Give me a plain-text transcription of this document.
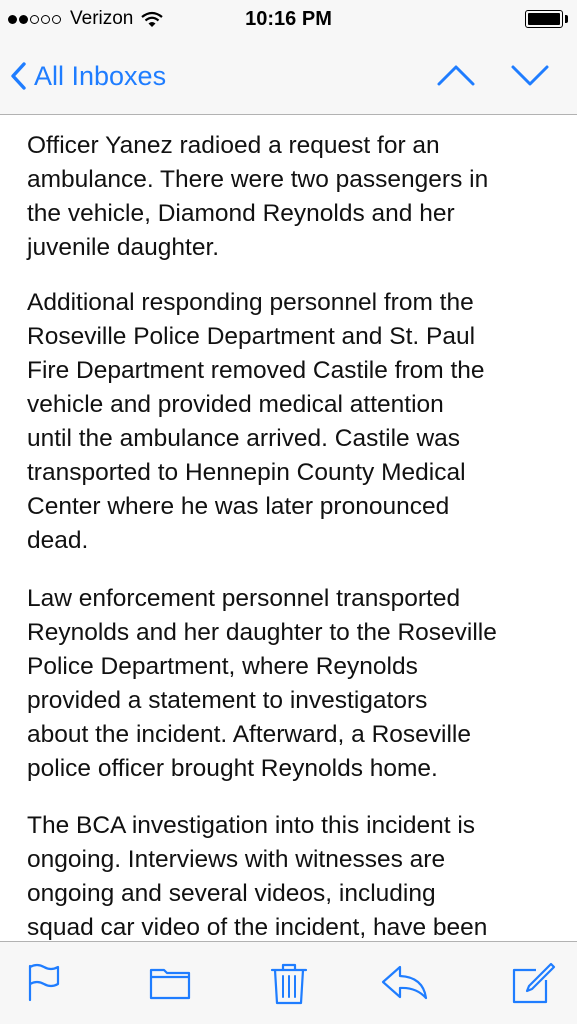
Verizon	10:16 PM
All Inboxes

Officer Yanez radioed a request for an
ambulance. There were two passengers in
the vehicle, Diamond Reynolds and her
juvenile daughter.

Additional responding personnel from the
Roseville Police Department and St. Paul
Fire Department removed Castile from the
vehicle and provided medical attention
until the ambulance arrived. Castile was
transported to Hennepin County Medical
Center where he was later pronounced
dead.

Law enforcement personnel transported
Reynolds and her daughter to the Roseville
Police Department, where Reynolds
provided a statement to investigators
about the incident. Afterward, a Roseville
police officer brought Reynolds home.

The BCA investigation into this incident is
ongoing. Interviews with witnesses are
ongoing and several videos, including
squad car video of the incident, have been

# # # # #

Goal :: List all lines from the entries that include the word "incident".

Task response ::
about the incident. Afterward, a Roseville
The BCA investigation into this incident is
squad car video of the incident, have been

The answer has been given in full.